Aim: Would you transcribe all of the data exactly, down to the last character?

Given information:
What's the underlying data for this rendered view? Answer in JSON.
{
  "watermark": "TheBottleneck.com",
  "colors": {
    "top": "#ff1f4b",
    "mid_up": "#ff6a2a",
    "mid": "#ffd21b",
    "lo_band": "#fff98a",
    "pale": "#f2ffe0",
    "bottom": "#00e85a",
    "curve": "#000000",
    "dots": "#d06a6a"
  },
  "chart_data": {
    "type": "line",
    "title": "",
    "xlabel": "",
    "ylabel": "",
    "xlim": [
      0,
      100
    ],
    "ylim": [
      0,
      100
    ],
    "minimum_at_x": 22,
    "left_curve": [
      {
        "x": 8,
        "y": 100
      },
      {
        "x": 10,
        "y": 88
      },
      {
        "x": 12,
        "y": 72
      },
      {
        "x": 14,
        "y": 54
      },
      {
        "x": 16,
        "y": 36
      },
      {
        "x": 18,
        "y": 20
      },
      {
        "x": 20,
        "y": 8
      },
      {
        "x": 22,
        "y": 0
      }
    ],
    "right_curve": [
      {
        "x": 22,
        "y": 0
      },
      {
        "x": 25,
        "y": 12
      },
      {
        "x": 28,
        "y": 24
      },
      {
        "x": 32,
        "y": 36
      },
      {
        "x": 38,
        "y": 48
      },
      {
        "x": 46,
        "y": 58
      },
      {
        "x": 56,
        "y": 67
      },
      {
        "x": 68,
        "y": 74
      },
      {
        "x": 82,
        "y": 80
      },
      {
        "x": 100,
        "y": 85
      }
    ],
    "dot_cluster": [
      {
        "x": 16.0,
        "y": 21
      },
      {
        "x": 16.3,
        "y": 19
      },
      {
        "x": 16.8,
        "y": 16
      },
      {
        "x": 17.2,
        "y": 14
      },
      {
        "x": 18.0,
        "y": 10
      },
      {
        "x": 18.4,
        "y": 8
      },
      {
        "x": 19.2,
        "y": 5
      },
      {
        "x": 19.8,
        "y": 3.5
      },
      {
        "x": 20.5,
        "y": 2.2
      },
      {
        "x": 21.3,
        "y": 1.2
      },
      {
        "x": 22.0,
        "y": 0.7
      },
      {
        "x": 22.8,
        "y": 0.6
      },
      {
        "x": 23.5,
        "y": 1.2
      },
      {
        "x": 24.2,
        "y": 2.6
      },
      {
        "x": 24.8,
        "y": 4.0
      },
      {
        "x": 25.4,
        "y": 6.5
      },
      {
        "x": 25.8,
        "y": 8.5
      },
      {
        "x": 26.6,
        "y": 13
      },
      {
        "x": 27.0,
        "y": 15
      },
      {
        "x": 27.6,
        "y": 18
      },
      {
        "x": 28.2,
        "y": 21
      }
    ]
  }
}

Answer for the task:
What's the underlying data for this rendered view? Answer in JSON.
{
  "watermark": "TheBottleneck.com",
  "colors": {
    "top": "#ff1f4b",
    "mid_up": "#ff6a2a",
    "mid": "#ffd21b",
    "lo_band": "#fff98a",
    "pale": "#f2ffe0",
    "bottom": "#00e85a",
    "curve": "#000000",
    "dots": "#d06a6a"
  },
  "chart_data": {
    "type": "line",
    "title": "",
    "xlabel": "",
    "ylabel": "",
    "xlim": [
      0,
      100
    ],
    "ylim": [
      0,
      100
    ],
    "minimum_at_x": 22,
    "left_curve": [
      {
        "x": 8,
        "y": 100
      },
      {
        "x": 10,
        "y": 88
      },
      {
        "x": 12,
        "y": 72
      },
      {
        "x": 14,
        "y": 54
      },
      {
        "x": 16,
        "y": 36
      },
      {
        "x": 18,
        "y": 20
      },
      {
        "x": 20,
        "y": 8
      },
      {
        "x": 22,
        "y": 0
      }
    ],
    "right_curve": [
      {
        "x": 22,
        "y": 0
      },
      {
        "x": 25,
        "y": 12
      },
      {
        "x": 28,
        "y": 24
      },
      {
        "x": 32,
        "y": 36
      },
      {
        "x": 38,
        "y": 48
      },
      {
        "x": 46,
        "y": 58
      },
      {
        "x": 56,
        "y": 67
      },
      {
        "x": 68,
        "y": 74
      },
      {
        "x": 82,
        "y": 80
      },
      {
        "x": 100,
        "y": 85
      }
    ],
    "dot_cluster": [
      {
        "x": 16.0,
        "y": 21
      },
      {
        "x": 16.3,
        "y": 19
      },
      {
        "x": 16.8,
        "y": 16
      },
      {
        "x": 17.2,
        "y": 14
      },
      {
        "x": 18.0,
        "y": 10
      },
      {
        "x": 18.4,
        "y": 8
      },
      {
        "x": 19.2,
        "y": 5
      },
      {
        "x": 19.8,
        "y": 3.5
      },
      {
        "x": 20.5,
        "y": 2.2
      },
      {
        "x": 21.3,
        "y": 1.2
      },
      {
        "x": 22.0,
        "y": 0.7
      },
      {
        "x": 22.8,
        "y": 0.6
      },
      {
        "x": 23.5,
        "y": 1.2
      },
      {
        "x": 24.2,
        "y": 2.6
      },
      {
        "x": 24.8,
        "y": 4.0
      },
      {
        "x": 25.4,
        "y": 6.5
      },
      {
        "x": 25.8,
        "y": 8.5
      },
      {
        "x": 26.6,
        "y": 13
      },
      {
        "x": 27.0,
        "y": 15
      },
      {
        "x": 27.6,
        "y": 18
      },
      {
        "x": 28.2,
        "y": 21
      }
    ]
  }
}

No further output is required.